DESCRIPTION OF THE TASK:
Your task is to copy every line of the entries that contains "name".

** START OF SUPPLIED DATA **

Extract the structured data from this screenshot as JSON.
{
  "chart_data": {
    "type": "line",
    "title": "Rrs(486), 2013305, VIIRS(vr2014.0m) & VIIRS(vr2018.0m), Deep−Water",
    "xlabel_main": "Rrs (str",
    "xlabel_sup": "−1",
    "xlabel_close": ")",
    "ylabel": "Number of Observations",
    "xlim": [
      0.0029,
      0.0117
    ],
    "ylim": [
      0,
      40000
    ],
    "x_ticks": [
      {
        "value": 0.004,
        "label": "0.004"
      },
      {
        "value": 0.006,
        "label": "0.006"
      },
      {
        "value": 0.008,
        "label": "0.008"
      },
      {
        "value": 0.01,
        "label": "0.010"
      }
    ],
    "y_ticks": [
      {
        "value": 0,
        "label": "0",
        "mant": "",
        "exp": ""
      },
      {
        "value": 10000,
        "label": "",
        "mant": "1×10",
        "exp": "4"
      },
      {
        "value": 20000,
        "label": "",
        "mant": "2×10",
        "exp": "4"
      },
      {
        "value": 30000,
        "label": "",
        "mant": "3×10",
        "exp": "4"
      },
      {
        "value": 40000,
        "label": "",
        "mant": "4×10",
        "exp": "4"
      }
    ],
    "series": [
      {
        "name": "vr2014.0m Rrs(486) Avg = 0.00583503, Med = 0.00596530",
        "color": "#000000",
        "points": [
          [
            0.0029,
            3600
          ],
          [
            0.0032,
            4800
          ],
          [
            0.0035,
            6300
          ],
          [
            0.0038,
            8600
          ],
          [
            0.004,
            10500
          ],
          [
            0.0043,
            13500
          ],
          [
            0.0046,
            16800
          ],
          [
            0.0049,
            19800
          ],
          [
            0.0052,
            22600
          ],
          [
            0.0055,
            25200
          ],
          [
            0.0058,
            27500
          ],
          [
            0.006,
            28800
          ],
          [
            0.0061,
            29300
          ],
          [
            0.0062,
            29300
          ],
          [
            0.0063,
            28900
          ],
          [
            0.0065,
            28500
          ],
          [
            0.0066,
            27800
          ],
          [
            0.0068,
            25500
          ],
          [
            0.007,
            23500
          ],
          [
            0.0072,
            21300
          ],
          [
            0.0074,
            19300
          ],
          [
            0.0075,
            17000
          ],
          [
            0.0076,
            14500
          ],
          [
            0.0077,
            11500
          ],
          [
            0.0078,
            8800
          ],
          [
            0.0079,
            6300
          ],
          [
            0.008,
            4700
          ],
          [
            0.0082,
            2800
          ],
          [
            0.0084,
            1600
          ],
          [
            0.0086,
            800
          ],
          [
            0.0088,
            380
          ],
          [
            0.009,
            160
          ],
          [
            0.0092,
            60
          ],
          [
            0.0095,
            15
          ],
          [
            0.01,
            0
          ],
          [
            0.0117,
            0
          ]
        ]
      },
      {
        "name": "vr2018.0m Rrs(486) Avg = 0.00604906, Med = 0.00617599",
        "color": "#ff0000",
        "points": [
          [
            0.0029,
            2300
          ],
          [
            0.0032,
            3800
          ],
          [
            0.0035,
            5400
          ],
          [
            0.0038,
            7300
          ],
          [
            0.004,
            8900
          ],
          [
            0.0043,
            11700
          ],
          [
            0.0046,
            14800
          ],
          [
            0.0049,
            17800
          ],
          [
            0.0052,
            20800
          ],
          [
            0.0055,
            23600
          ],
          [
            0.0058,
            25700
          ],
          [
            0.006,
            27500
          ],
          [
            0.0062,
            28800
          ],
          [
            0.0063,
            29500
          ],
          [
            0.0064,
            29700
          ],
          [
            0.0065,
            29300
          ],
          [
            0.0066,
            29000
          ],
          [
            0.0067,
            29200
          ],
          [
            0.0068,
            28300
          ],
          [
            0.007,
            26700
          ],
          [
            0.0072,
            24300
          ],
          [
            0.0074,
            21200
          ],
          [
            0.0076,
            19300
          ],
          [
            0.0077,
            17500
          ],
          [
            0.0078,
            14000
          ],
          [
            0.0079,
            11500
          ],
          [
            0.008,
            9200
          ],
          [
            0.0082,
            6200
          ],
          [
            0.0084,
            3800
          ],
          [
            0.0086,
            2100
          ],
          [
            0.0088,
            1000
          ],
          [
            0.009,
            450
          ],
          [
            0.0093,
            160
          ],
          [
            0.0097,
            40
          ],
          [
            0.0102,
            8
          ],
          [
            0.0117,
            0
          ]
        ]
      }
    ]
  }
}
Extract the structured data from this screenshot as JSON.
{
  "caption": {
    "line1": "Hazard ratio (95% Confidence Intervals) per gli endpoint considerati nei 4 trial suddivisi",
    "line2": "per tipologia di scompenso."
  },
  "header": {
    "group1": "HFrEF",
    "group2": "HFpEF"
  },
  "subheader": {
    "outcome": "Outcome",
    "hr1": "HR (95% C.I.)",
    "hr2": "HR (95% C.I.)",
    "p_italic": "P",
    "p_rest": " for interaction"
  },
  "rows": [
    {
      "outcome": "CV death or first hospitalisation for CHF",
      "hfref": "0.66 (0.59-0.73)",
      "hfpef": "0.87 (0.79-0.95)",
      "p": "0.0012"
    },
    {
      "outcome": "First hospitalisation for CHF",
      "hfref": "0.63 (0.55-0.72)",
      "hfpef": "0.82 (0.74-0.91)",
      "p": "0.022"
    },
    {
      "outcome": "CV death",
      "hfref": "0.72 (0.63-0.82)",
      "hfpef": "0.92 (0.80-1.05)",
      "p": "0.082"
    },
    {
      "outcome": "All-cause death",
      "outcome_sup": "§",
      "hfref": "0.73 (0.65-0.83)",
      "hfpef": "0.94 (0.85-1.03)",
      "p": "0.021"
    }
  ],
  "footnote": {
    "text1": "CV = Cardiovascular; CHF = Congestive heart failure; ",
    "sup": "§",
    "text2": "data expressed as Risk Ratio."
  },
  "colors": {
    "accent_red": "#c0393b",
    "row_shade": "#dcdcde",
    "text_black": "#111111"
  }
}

** END OF SUPPLIED DATA **

THE RESULT:
        "name": "vr2014.0m Rrs(486) Avg = 0.00583503, Med = 0.00596530",
        "name": "vr2018.0m Rrs(486) Avg = 0.00604906, Med = 0.00617599",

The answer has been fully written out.